### Exercise directions
Check each line below for "name" and report how many have it, nothing else.

### Input for this task
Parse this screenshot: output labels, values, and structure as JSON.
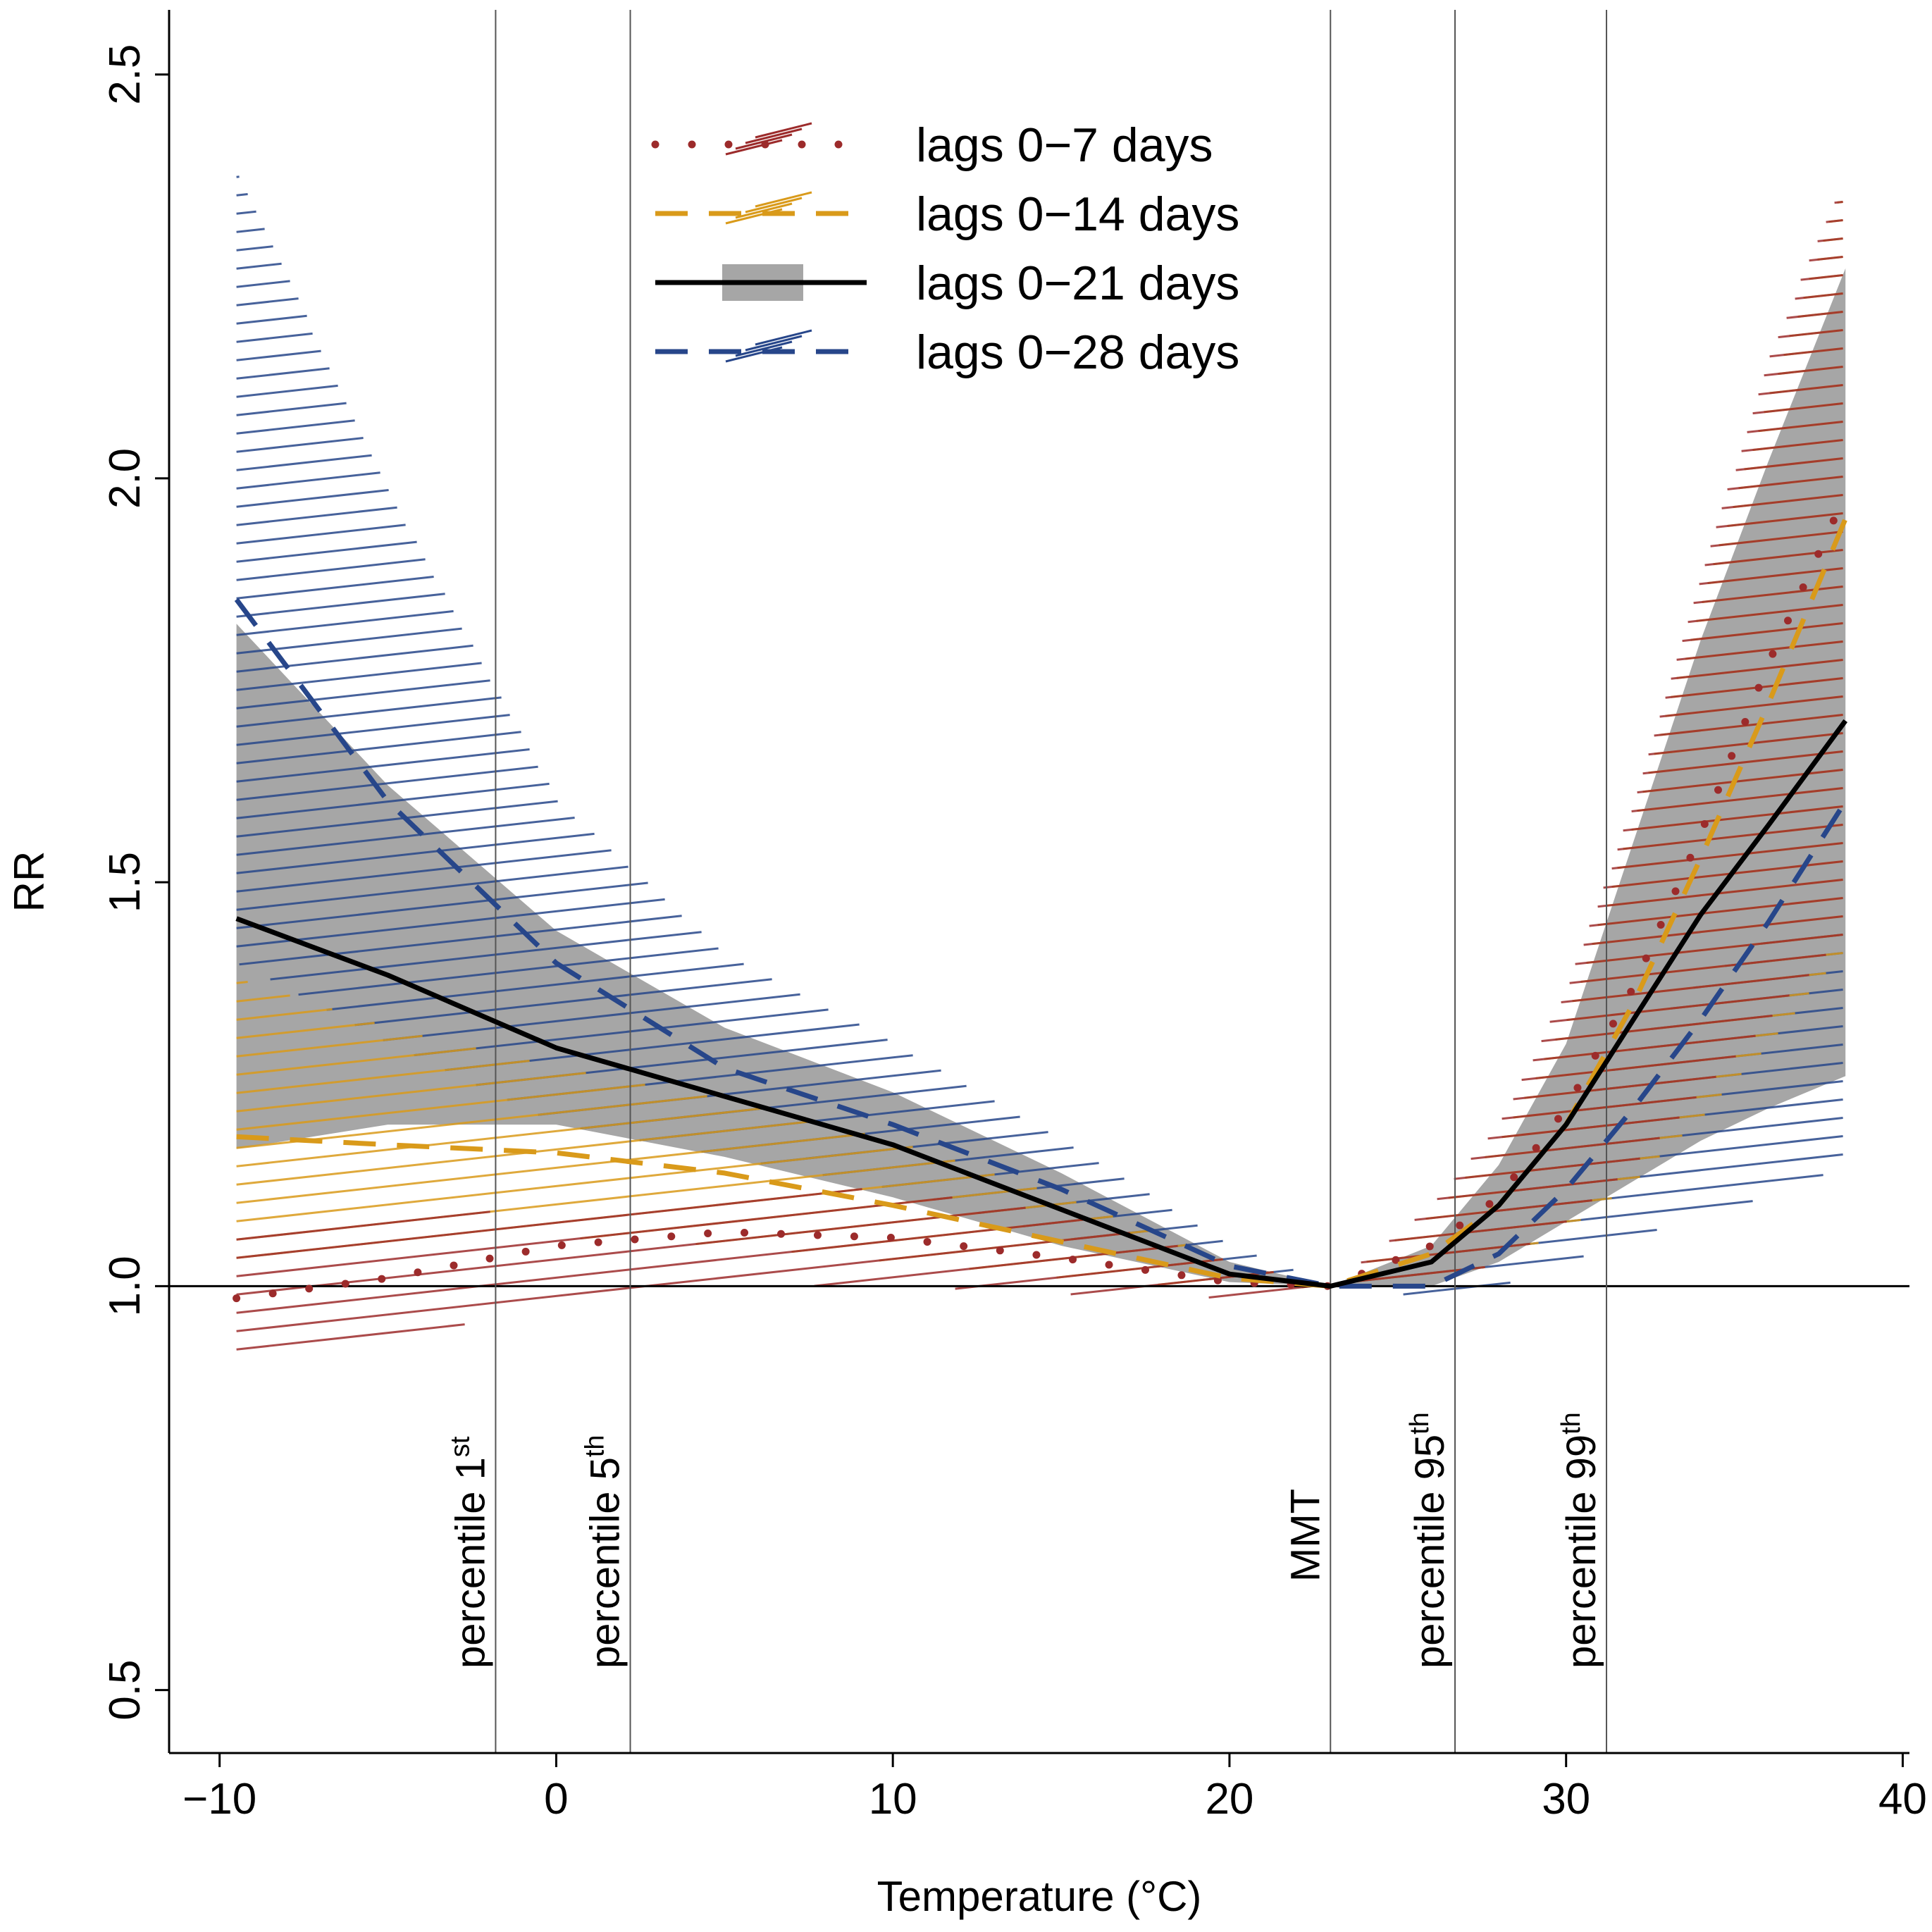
{
  "chart_data": {
    "type": "line",
    "title": "",
    "xlabel": "Temperature (°C)",
    "ylabel": "RR",
    "xlim": [
      -11.5,
      40.2
    ],
    "ylim": [
      0.422,
      2.58
    ],
    "xticks": [
      -10,
      0,
      10,
      20,
      30,
      40
    ],
    "yticks": [
      0.5,
      1.0,
      1.5,
      2.0,
      2.5
    ],
    "xtick_labels": [
      "−10",
      "0",
      "10",
      "20",
      "30",
      "40"
    ],
    "ytick_labels": [
      "0.5",
      "1.0",
      "1.5",
      "2.0",
      "2.5"
    ],
    "reference_line": 1.0,
    "vertical_lines": [
      {
        "x": -1.8,
        "label": "percentile 1",
        "sup": "st"
      },
      {
        "x": 2.2,
        "label": "percentile 5",
        "sup": "th"
      },
      {
        "x": 23.0,
        "label": "MMT",
        "sup": ""
      },
      {
        "x": 26.7,
        "label": "percentile 95",
        "sup": "th"
      },
      {
        "x": 31.2,
        "label": "percentile 99",
        "sup": "th"
      }
    ],
    "legend_position": "top-center",
    "series": [
      {
        "name": "lags 0−7 days",
        "style": "dotted",
        "color": "#9c2b2b",
        "band_style": "hatched",
        "x": [
          -9.5,
          -5,
          0,
          5,
          10,
          15,
          20,
          23,
          26,
          28,
          30,
          32,
          34,
          36,
          38.3
        ],
        "y": [
          0.985,
          1.01,
          1.05,
          1.067,
          1.06,
          1.035,
          1.005,
          1.0,
          1.05,
          1.11,
          1.22,
          1.37,
          1.56,
          1.77,
          1.98
        ],
        "lower": [
          0.9,
          0.93,
          0.98,
          1.0,
          1.0,
          0.99,
          0.985,
          1.0,
          1.0,
          1.03,
          1.08,
          1.15,
          1.24,
          1.33,
          1.44
        ],
        "upper": [
          1.08,
          1.08,
          1.1,
          1.12,
          1.12,
          1.09,
          1.03,
          1.0,
          1.1,
          1.2,
          1.37,
          1.6,
          1.88,
          2.15,
          2.38
        ]
      },
      {
        "name": "lags 0−14 days",
        "style": "dashed",
        "color": "#d99a1a",
        "band_style": "hatched",
        "x": [
          -9.5,
          -5,
          0,
          5,
          10,
          15,
          20,
          23,
          26,
          28,
          30,
          32,
          34,
          36,
          38.3
        ],
        "y": [
          1.185,
          1.175,
          1.165,
          1.14,
          1.1,
          1.055,
          1.01,
          1.0,
          1.04,
          1.1,
          1.2,
          1.35,
          1.53,
          1.72,
          1.95
        ],
        "lower": [
          1.02,
          1.05,
          1.06,
          1.05,
          1.03,
          1.01,
          0.995,
          1.0,
          1.0,
          1.03,
          1.07,
          1.13,
          1.21,
          1.3,
          1.42
        ],
        "upper": [
          1.38,
          1.32,
          1.27,
          1.23,
          1.18,
          1.11,
          1.03,
          1.0,
          1.09,
          1.18,
          1.33,
          1.58,
          1.85,
          2.1,
          2.38
        ]
      },
      {
        "name": "lags 0−21 days",
        "style": "solid",
        "color": "#000000",
        "band_style": "shaded",
        "band_color": "#a6a6a6",
        "x": [
          -9.5,
          -5,
          0,
          5,
          10,
          15,
          20,
          23,
          26,
          28,
          30,
          32,
          34,
          36,
          38.3
        ],
        "y": [
          1.455,
          1.385,
          1.295,
          1.235,
          1.175,
          1.095,
          1.015,
          1.0,
          1.03,
          1.1,
          1.2,
          1.33,
          1.46,
          1.57,
          1.7
        ],
        "lower": [
          1.17,
          1.2,
          1.2,
          1.16,
          1.11,
          1.05,
          1.005,
          1.0,
          1.0,
          1.03,
          1.08,
          1.13,
          1.18,
          1.22,
          1.26
        ],
        "upper": [
          1.82,
          1.62,
          1.44,
          1.32,
          1.24,
          1.14,
          1.03,
          1.0,
          1.05,
          1.15,
          1.3,
          1.55,
          1.8,
          2.02,
          2.26
        ]
      },
      {
        "name": "lags 0−28 days",
        "style": "dashed",
        "color": "#27468a",
        "band_style": "hatched",
        "x": [
          -9.5,
          -5,
          0,
          5,
          10,
          15,
          20,
          23,
          26,
          28,
          30,
          32,
          34,
          36,
          38.3
        ],
        "y": [
          1.85,
          1.6,
          1.4,
          1.27,
          1.2,
          1.12,
          1.025,
          1.0,
          1.0,
          1.04,
          1.12,
          1.22,
          1.33,
          1.45,
          1.6
        ],
        "lower": [
          1.4,
          1.3,
          1.2,
          1.16,
          1.12,
          1.06,
          1.0,
          1.0,
          0.985,
          1.0,
          1.03,
          1.06,
          1.09,
          1.11,
          1.15
        ],
        "upper": [
          2.38,
          1.98,
          1.6,
          1.41,
          1.3,
          1.18,
          1.05,
          1.0,
          1.03,
          1.1,
          1.2,
          1.3,
          1.38,
          1.43,
          1.45
        ]
      }
    ]
  }
}
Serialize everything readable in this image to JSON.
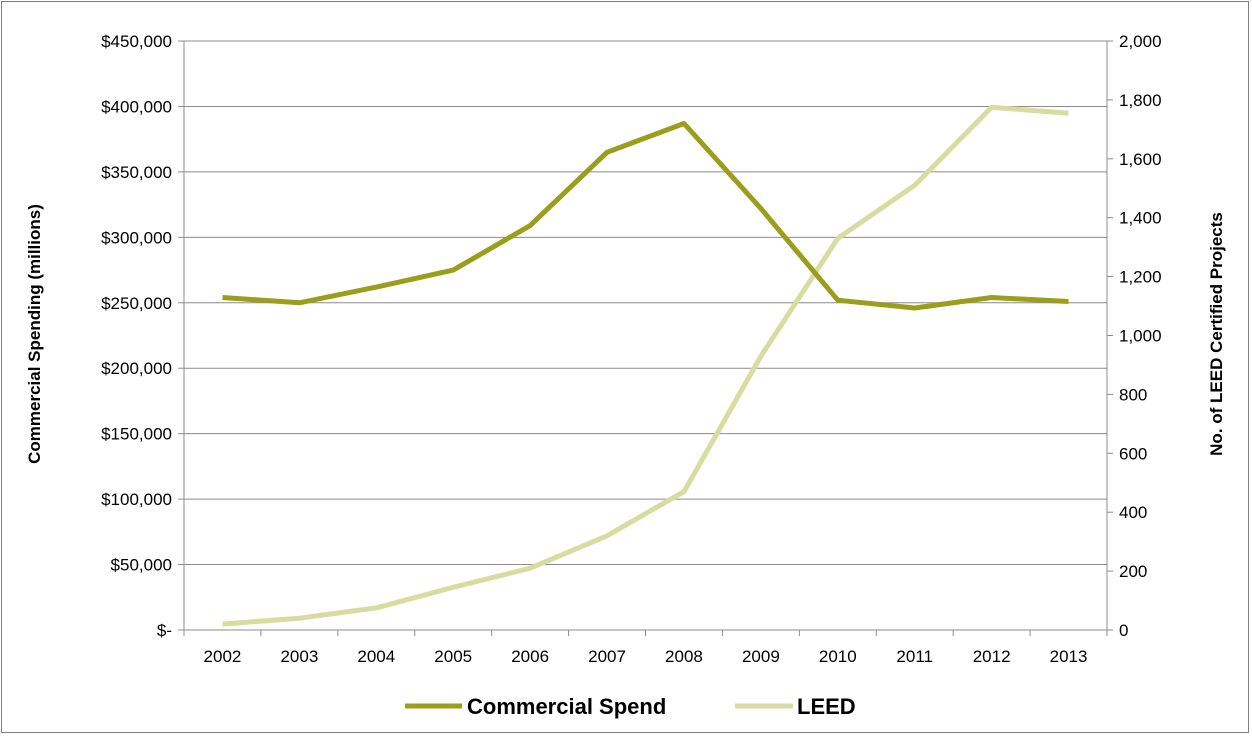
{
  "chart_data": {
    "type": "line",
    "title": "",
    "categories": [
      "2002",
      "2003",
      "2004",
      "2005",
      "2006",
      "2007",
      "2008",
      "2009",
      "2010",
      "2011",
      "2012",
      "2013"
    ],
    "series": [
      {
        "name": "Commercial Spend",
        "axis": "left",
        "color": "#9a9e1a",
        "values": [
          254000,
          250000,
          262000,
          275000,
          309000,
          365000,
          387000,
          322000,
          252000,
          246000,
          254000,
          251000
        ]
      },
      {
        "name": "LEED",
        "axis": "right",
        "color": "#d7dca0",
        "values": [
          20,
          40,
          75,
          145,
          210,
          320,
          470,
          930,
          1330,
          1510,
          1775,
          1755
        ]
      }
    ],
    "y_left": {
      "label": "Commercial Spending (millions)",
      "min": 0,
      "max": 450000,
      "step": 50000,
      "tick_labels": [
        "$-",
        "$50,000",
        "$100,000",
        "$150,000",
        "$200,000",
        "$250,000",
        "$300,000",
        "$350,000",
        "$400,000",
        "$450,000"
      ]
    },
    "y_right": {
      "label": "No. of LEED Certified Projects",
      "min": 0,
      "max": 2000,
      "step": 200,
      "tick_labels": [
        "0",
        "200",
        "400",
        "600",
        "800",
        "1,000",
        "1,200",
        "1,400",
        "1,600",
        "1,800",
        "2,000"
      ]
    },
    "grid": "horizontal",
    "legend_position": "bottom"
  }
}
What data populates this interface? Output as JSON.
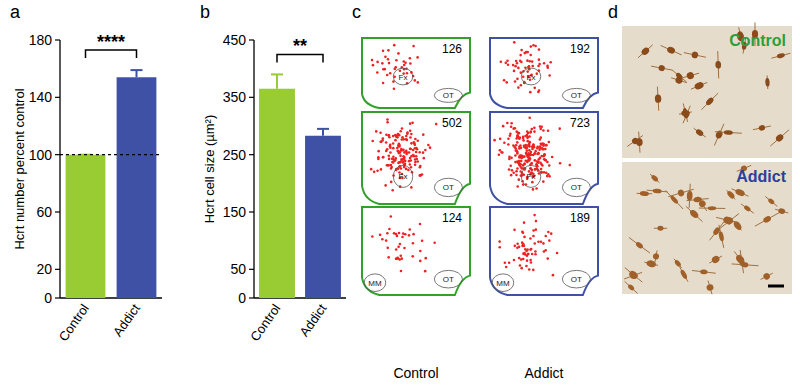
{
  "chart_data": [
    {
      "type": "bar",
      "title": "a",
      "y_label": "Hcrt number percent control",
      "categories": [
        "Control",
        "Addict"
      ],
      "values": [
        100,
        154
      ],
      "errors": [
        0,
        5
      ],
      "colors": [
        "#99cc33",
        "#3f51a5"
      ],
      "ylim": [
        0,
        180
      ],
      "yticks": [
        0,
        20,
        60,
        100,
        140,
        180
      ],
      "reference_line": 100,
      "annotations": [
        "****"
      ]
    },
    {
      "type": "bar",
      "title": "b",
      "y_label": "Hcrt cell size (µm²)",
      "categories": [
        "Control",
        "Addict"
      ],
      "values": [
        365,
        283
      ],
      "errors": [
        25,
        12
      ],
      "colors": [
        "#99cc33",
        "#3f51a5"
      ],
      "ylim": [
        0,
        450
      ],
      "yticks": [
        0,
        50,
        150,
        250,
        350,
        450
      ],
      "annotations": [
        "**"
      ]
    }
  ],
  "cell_maps": {
    "label": "c",
    "dot_color": "#ee2222",
    "groups": [
      {
        "name": "Control",
        "color": "#33a02c",
        "sections": [
          {
            "count": 126,
            "landmarks": [
              "Fx",
              "OT"
            ]
          },
          {
            "count": 502,
            "landmarks": [
              "Fx",
              "OT"
            ]
          },
          {
            "count": 124,
            "landmarks": [
              "MM",
              "OT"
            ]
          }
        ]
      },
      {
        "name": "Addict",
        "color": "#3f51a5",
        "sections": [
          {
            "count": 192,
            "landmarks": [
              "Fx",
              "OT"
            ]
          },
          {
            "count": 723,
            "landmarks": [
              "Fx",
              "OT"
            ]
          },
          {
            "count": 189,
            "landmarks": [
              "MM",
              "OT"
            ]
          }
        ]
      }
    ]
  },
  "micrographs": {
    "label": "d",
    "images": [
      {
        "name": "Control",
        "color": "#2e9e3a"
      },
      {
        "name": "Addict",
        "color": "#2b3f9e"
      }
    ]
  }
}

### Exercise result
10